THE REQUEST: Check each line of the listing below for the word "Solar" and say how many lines have it. Nothing else should be written.

PROVIDED INFORMATION:
═══
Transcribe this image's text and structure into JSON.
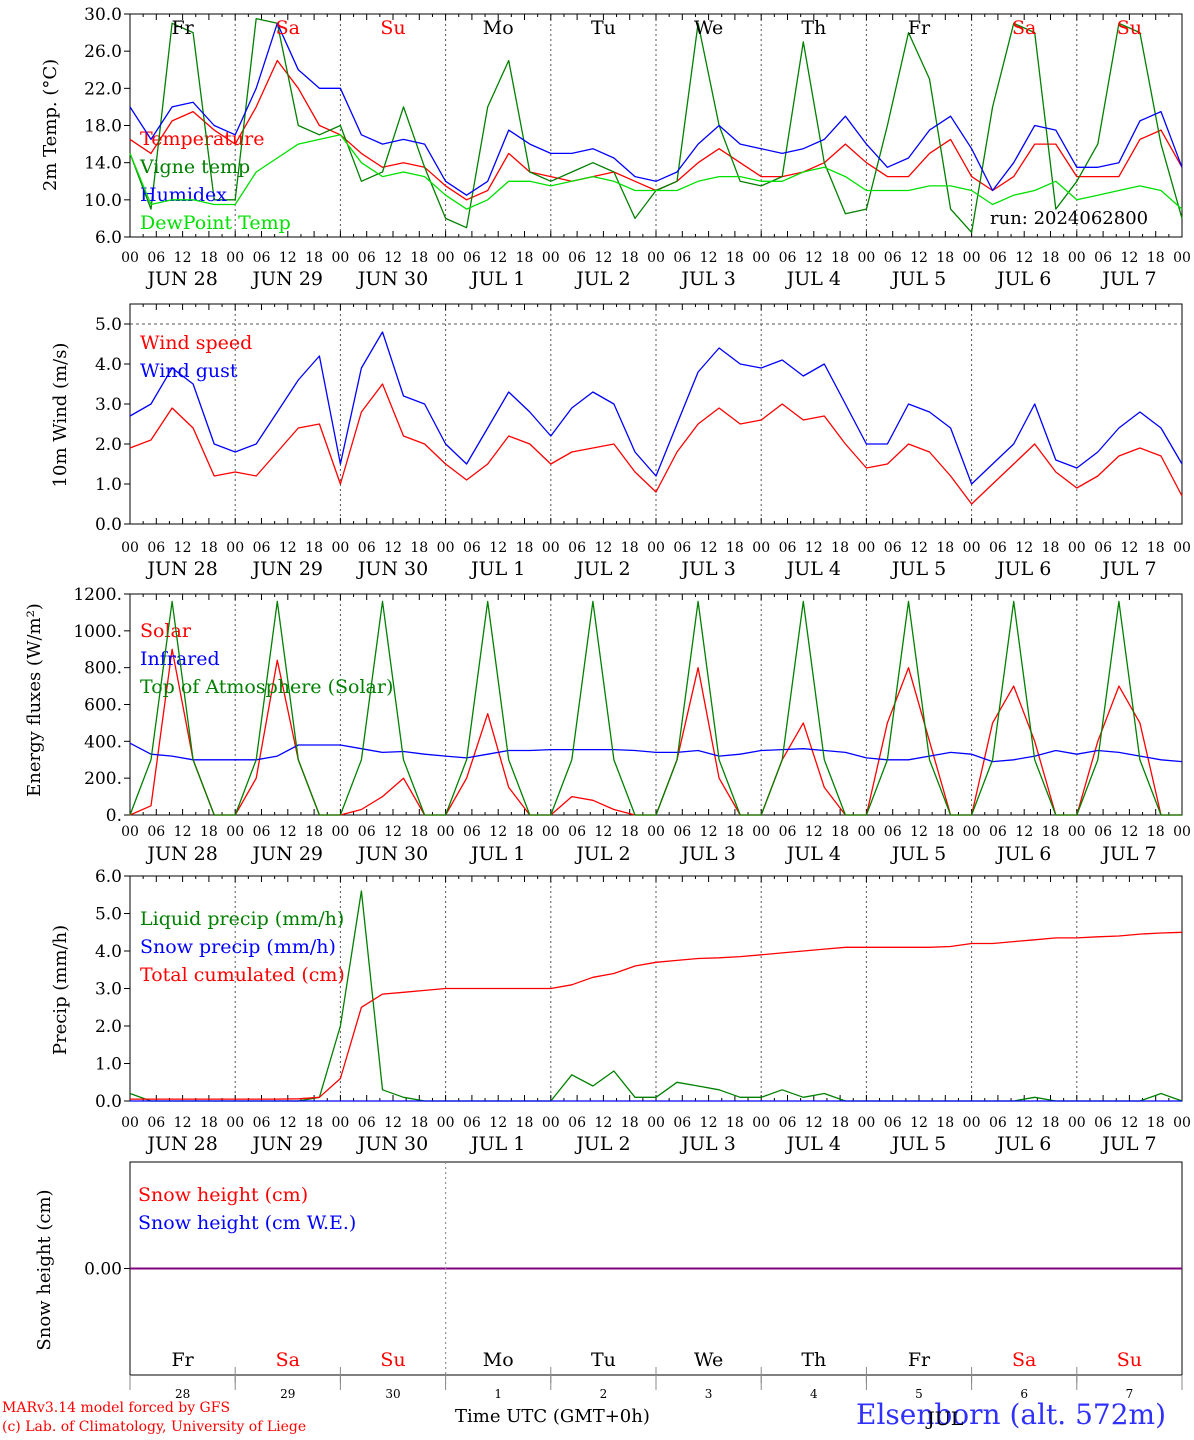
{
  "station": "Elsenborn (alt. 572m)",
  "run": "run: 2024062800",
  "credits": [
    "MARv3.14 model forced by GFS",
    "(c) Lab. of Climatology, University of Liege"
  ],
  "x_axis_title": "Time UTC (GMT+0h)",
  "hour_ticks": [
    "00",
    "06",
    "12",
    "18"
  ],
  "final_hour_tick": "00",
  "date_labels": [
    "JUN 28",
    "JUN 29",
    "JUN 30",
    "JUL  1",
    "JUL  2",
    "JUL  3",
    "JUL  4",
    "JUL  5",
    "JUL  6",
    "JUL  7"
  ],
  "weekdays": [
    {
      "d": "Fr",
      "c": "#000000"
    },
    {
      "d": "Sa",
      "c": "#ff0000"
    },
    {
      "d": "Su",
      "c": "#ff0000"
    },
    {
      "d": "Mo",
      "c": "#000000"
    },
    {
      "d": "Tu",
      "c": "#000000"
    },
    {
      "d": "We",
      "c": "#000000"
    },
    {
      "d": "Th",
      "c": "#000000"
    },
    {
      "d": "Fr",
      "c": "#000000"
    },
    {
      "d": "Sa",
      "c": "#ff0000"
    },
    {
      "d": "Su",
      "c": "#ff0000"
    }
  ],
  "bottom_day_numbers": [
    "28",
    "29",
    "30",
    "1",
    "2",
    "3",
    "4",
    "5",
    "6",
    "7"
  ],
  "bottom_month_label": "JUL",
  "colors": {
    "red": "#ff0000",
    "green": "#008000",
    "blue": "#0000ff",
    "lightgreen": "#00e000",
    "purple": "#800080",
    "frame": "#000000",
    "grid": "#555555"
  },
  "chart_data": [
    {
      "type": "line",
      "ylabel": "2m Temp. (°C)",
      "ylim": [
        6.0,
        30.0
      ],
      "yticks": [
        "6.0",
        "10.0",
        "14.0",
        "18.0",
        "22.0",
        "26.0",
        "30.0"
      ],
      "x_unit": "day index (0 = JUN 28 00 UTC), 6-hourly samples",
      "series": [
        {
          "name": "Temperature",
          "color": "#ff0000",
          "values": [
            16.5,
            15.0,
            18.5,
            19.5,
            17.5,
            16.0,
            20.0,
            25.0,
            22.0,
            18.0,
            17.0,
            15.0,
            13.5,
            14.0,
            13.5,
            11.5,
            10.0,
            11.0,
            15.0,
            13.0,
            12.5,
            12.0,
            12.5,
            13.0,
            12.0,
            11.0,
            12.0,
            14.0,
            15.5,
            14.0,
            12.5,
            12.5,
            13.0,
            14.0,
            16.0,
            14.0,
            12.5,
            12.5,
            15.0,
            16.5,
            12.5,
            11.0,
            12.5,
            16.0,
            16.0,
            12.5,
            12.5,
            12.5,
            16.5,
            17.5,
            13.5
          ]
        },
        {
          "name": "Vigne temp",
          "color": "#008000",
          "values": [
            15.0,
            9.0,
            29.0,
            28.0,
            10.0,
            10.0,
            29.5,
            29.0,
            18.0,
            17.0,
            18.0,
            12.0,
            13.0,
            20.0,
            13.5,
            8.0,
            7.0,
            20.0,
            25.0,
            13.0,
            12.0,
            13.0,
            14.0,
            13.0,
            8.0,
            11.0,
            12.0,
            29.0,
            18.0,
            12.0,
            11.5,
            12.5,
            27.0,
            14.0,
            8.5,
            9.0,
            18.0,
            28.0,
            23.0,
            9.0,
            6.5,
            20.0,
            29.0,
            28.0,
            9.0,
            12.0,
            16.0,
            29.0,
            28.0,
            16.0,
            8.0
          ]
        },
        {
          "name": "Humidex",
          "color": "#0000ff",
          "values": [
            20.0,
            16.5,
            20.0,
            20.5,
            18.0,
            17.0,
            22.0,
            29.0,
            24.0,
            22.0,
            22.0,
            17.0,
            16.0,
            16.5,
            16.0,
            12.0,
            10.5,
            12.0,
            17.5,
            16.0,
            15.0,
            15.0,
            15.5,
            14.5,
            12.5,
            12.0,
            13.0,
            16.0,
            18.0,
            16.0,
            15.5,
            15.0,
            15.5,
            16.5,
            19.0,
            16.0,
            13.5,
            14.5,
            17.5,
            19.0,
            15.5,
            11.0,
            14.0,
            18.0,
            17.5,
            13.5,
            13.5,
            14.0,
            18.5,
            19.5,
            13.5
          ]
        },
        {
          "name": "DewPoint Temp",
          "color": "#00e000",
          "values": [
            15.0,
            9.5,
            10.0,
            10.0,
            9.5,
            9.5,
            13.0,
            14.5,
            16.0,
            16.5,
            17.0,
            14.0,
            12.5,
            13.0,
            12.5,
            10.5,
            9.0,
            10.0,
            12.0,
            12.0,
            11.5,
            12.0,
            12.5,
            12.0,
            11.0,
            11.0,
            11.0,
            12.0,
            12.5,
            12.5,
            12.0,
            12.0,
            13.0,
            13.5,
            12.5,
            11.0,
            11.0,
            11.0,
            11.5,
            11.5,
            11.0,
            9.5,
            10.5,
            11.0,
            12.0,
            10.0,
            10.5,
            11.0,
            11.5,
            11.0,
            9.0
          ]
        }
      ]
    },
    {
      "type": "line",
      "ylabel": "10m Wind (m/s)",
      "ylim": [
        0.0,
        5.5
      ],
      "yticks": [
        "0.0",
        "1.0",
        "2.0",
        "3.0",
        "4.0",
        "5.0"
      ],
      "reference_line": 5.0,
      "series": [
        {
          "name": "Wind speed",
          "color": "#ff0000",
          "values": [
            1.9,
            2.1,
            2.9,
            2.4,
            1.2,
            1.3,
            1.2,
            1.8,
            2.4,
            2.5,
            1.0,
            2.8,
            3.5,
            2.2,
            2.0,
            1.5,
            1.1,
            1.5,
            2.2,
            2.0,
            1.5,
            1.8,
            1.9,
            2.0,
            1.3,
            0.8,
            1.8,
            2.5,
            2.9,
            2.5,
            2.6,
            3.0,
            2.6,
            2.7,
            2.0,
            1.4,
            1.5,
            2.0,
            1.8,
            1.2,
            0.5,
            1.0,
            1.5,
            2.0,
            1.3,
            0.9,
            1.2,
            1.7,
            1.9,
            1.7,
            0.7
          ]
        },
        {
          "name": "Wind gust",
          "color": "#0000ff",
          "values": [
            2.7,
            3.0,
            3.9,
            3.5,
            2.0,
            1.8,
            2.0,
            2.8,
            3.6,
            4.2,
            1.5,
            3.9,
            4.8,
            3.2,
            3.0,
            2.0,
            1.5,
            2.4,
            3.3,
            2.8,
            2.2,
            2.9,
            3.3,
            3.0,
            1.8,
            1.2,
            2.5,
            3.8,
            4.4,
            4.0,
            3.9,
            4.1,
            3.7,
            4.0,
            3.0,
            2.0,
            2.0,
            3.0,
            2.8,
            2.4,
            1.0,
            1.5,
            2.0,
            3.0,
            1.6,
            1.4,
            1.8,
            2.4,
            2.8,
            2.4,
            1.5
          ]
        }
      ]
    },
    {
      "type": "line",
      "ylabel": "Energy fluxes (W/m²)",
      "ylim": [
        0,
        1200
      ],
      "yticks": [
        "0.",
        "200.",
        "400.",
        "600.",
        "800.",
        "1000.",
        "1200."
      ],
      "series": [
        {
          "name": "Solar",
          "color": "#ff0000",
          "values": [
            0,
            50,
            900,
            300,
            0,
            0,
            200,
            840,
            300,
            0,
            0,
            30,
            100,
            200,
            0,
            0,
            200,
            550,
            150,
            0,
            0,
            100,
            80,
            30,
            0,
            0,
            300,
            800,
            200,
            0,
            0,
            300,
            500,
            150,
            0,
            0,
            500,
            800,
            400,
            0,
            0,
            500,
            700,
            400,
            0,
            0,
            400,
            700,
            500,
            0,
            0
          ]
        },
        {
          "name": "Infrared",
          "color": "#0000ff",
          "values": [
            390,
            330,
            320,
            300,
            300,
            300,
            300,
            320,
            380,
            380,
            380,
            360,
            340,
            345,
            330,
            320,
            310,
            330,
            350,
            350,
            355,
            355,
            355,
            355,
            350,
            340,
            340,
            350,
            320,
            330,
            350,
            355,
            360,
            350,
            340,
            310,
            300,
            300,
            320,
            340,
            330,
            290,
            300,
            320,
            350,
            330,
            350,
            340,
            320,
            300,
            290
          ]
        },
        {
          "name": "Top of Atmosphere (Solar)",
          "color": "#008000",
          "values": [
            0,
            300,
            1160,
            300,
            0,
            0,
            300,
            1160,
            300,
            0,
            0,
            300,
            1160,
            300,
            0,
            0,
            300,
            1160,
            300,
            0,
            0,
            300,
            1160,
            300,
            0,
            0,
            300,
            1160,
            300,
            0,
            0,
            300,
            1160,
            300,
            0,
            0,
            300,
            1160,
            300,
            0,
            0,
            300,
            1160,
            300,
            0,
            0,
            300,
            1160,
            300,
            0,
            0
          ]
        }
      ]
    },
    {
      "type": "line",
      "ylabel": "Precip (mm/h)",
      "ylim": [
        0.0,
        6.0
      ],
      "yticks": [
        "0.0",
        "1.0",
        "2.0",
        "3.0",
        "4.0",
        "5.0",
        "6.0"
      ],
      "series": [
        {
          "name": "Liquid precip (mm/h)",
          "color": "#008000",
          "values": [
            0.2,
            0,
            0,
            0,
            0,
            0,
            0,
            0,
            0,
            0.1,
            2.0,
            5.6,
            0.3,
            0.1,
            0,
            0,
            0,
            0,
            0,
            0,
            0,
            0.7,
            0.4,
            0.8,
            0.1,
            0.1,
            0.5,
            0.4,
            0.3,
            0.1,
            0.1,
            0.3,
            0.1,
            0.2,
            0,
            0,
            0,
            0,
            0,
            0,
            0,
            0,
            0,
            0.1,
            0,
            0,
            0,
            0,
            0,
            0.2,
            0
          ]
        },
        {
          "name": "Snow precip (mm/h)",
          "color": "#0000ff",
          "values": [
            0,
            0,
            0,
            0,
            0,
            0,
            0,
            0,
            0,
            0,
            0,
            0,
            0,
            0,
            0,
            0,
            0,
            0,
            0,
            0,
            0,
            0,
            0,
            0,
            0,
            0,
            0,
            0,
            0,
            0,
            0,
            0,
            0,
            0,
            0,
            0,
            0,
            0,
            0,
            0,
            0,
            0,
            0,
            0,
            0,
            0,
            0,
            0,
            0,
            0,
            0
          ]
        },
        {
          "name": "Total cumulated (cm)",
          "color": "#ff0000",
          "values": [
            0.05,
            0.05,
            0.05,
            0.05,
            0.05,
            0.05,
            0.05,
            0.05,
            0.06,
            0.1,
            0.6,
            2.5,
            2.85,
            2.9,
            2.95,
            3.0,
            3.0,
            3.0,
            3.0,
            3.0,
            3.0,
            3.1,
            3.3,
            3.4,
            3.6,
            3.7,
            3.75,
            3.8,
            3.82,
            3.85,
            3.9,
            3.95,
            4.0,
            4.05,
            4.1,
            4.1,
            4.1,
            4.1,
            4.1,
            4.12,
            4.2,
            4.2,
            4.25,
            4.3,
            4.35,
            4.35,
            4.38,
            4.4,
            4.45,
            4.48,
            4.5
          ]
        }
      ]
    },
    {
      "type": "line",
      "ylabel": "Snow height (cm)",
      "ylim": [
        -1.0,
        1.0
      ],
      "yticks": [
        "0.00"
      ],
      "series": [
        {
          "name": "Snow height (cm)",
          "color": "#ff0000",
          "values": [
            0,
            0
          ]
        },
        {
          "name": "Snow height (cm W.E.)",
          "color": "#0000ff",
          "values": [
            0,
            0
          ]
        }
      ]
    }
  ]
}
═══
FULL ANSWER: 2